Given task: Write out all of the data exactly as it appears.
####################
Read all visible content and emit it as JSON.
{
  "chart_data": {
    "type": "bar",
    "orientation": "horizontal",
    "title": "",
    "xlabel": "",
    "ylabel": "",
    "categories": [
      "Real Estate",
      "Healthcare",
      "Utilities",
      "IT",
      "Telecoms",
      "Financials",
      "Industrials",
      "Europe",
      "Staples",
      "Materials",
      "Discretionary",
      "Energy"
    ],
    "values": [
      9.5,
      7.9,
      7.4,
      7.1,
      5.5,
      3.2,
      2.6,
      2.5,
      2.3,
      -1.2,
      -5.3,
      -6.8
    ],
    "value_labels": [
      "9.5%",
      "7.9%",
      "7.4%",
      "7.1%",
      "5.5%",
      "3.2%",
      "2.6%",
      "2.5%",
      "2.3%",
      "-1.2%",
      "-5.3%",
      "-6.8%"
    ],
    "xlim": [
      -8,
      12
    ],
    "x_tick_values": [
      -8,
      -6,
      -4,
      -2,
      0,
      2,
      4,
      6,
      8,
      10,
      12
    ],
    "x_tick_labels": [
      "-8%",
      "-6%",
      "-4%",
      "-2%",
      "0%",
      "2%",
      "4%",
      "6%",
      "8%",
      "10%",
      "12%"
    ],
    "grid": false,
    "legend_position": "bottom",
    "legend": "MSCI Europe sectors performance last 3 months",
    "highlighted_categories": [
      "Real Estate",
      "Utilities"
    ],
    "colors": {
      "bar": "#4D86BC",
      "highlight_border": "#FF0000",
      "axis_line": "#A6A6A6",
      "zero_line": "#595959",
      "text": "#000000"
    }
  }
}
####################
Reply to the exercise:
Read all visible content and emit it as JSON.
{
  "chart_data": {
    "type": "bar",
    "orientation": "horizontal",
    "title": "",
    "xlabel": "",
    "ylabel": "",
    "categories": [
      "Real Estate",
      "Healthcare",
      "Utilities",
      "IT",
      "Telecoms",
      "Financials",
      "Industrials",
      "Europe",
      "Staples",
      "Materials",
      "Discretionary",
      "Energy"
    ],
    "values": [
      9.5,
      7.9,
      7.4,
      7.1,
      5.5,
      3.2,
      2.6,
      2.5,
      2.3,
      -1.2,
      -5.3,
      -6.8
    ],
    "value_labels": [
      "9.5%",
      "7.9%",
      "7.4%",
      "7.1%",
      "5.5%",
      "3.2%",
      "2.6%",
      "2.5%",
      "2.3%",
      "-1.2%",
      "-5.3%",
      "-6.8%"
    ],
    "xlim": [
      -8,
      12
    ],
    "x_tick_values": [
      -8,
      -6,
      -4,
      -2,
      0,
      2,
      4,
      6,
      8,
      10,
      12
    ],
    "x_tick_labels": [
      "-8%",
      "-6%",
      "-4%",
      "-2%",
      "0%",
      "2%",
      "4%",
      "6%",
      "8%",
      "10%",
      "12%"
    ],
    "grid": false,
    "legend_position": "bottom",
    "legend": "MSCI Europe sectors performance last 3 months",
    "highlighted_categories": [
      "Real Estate",
      "Utilities"
    ],
    "colors": {
      "bar": "#4D86BC",
      "highlight_border": "#FF0000",
      "axis_line": "#A6A6A6",
      "zero_line": "#595959",
      "text": "#000000"
    }
  }
}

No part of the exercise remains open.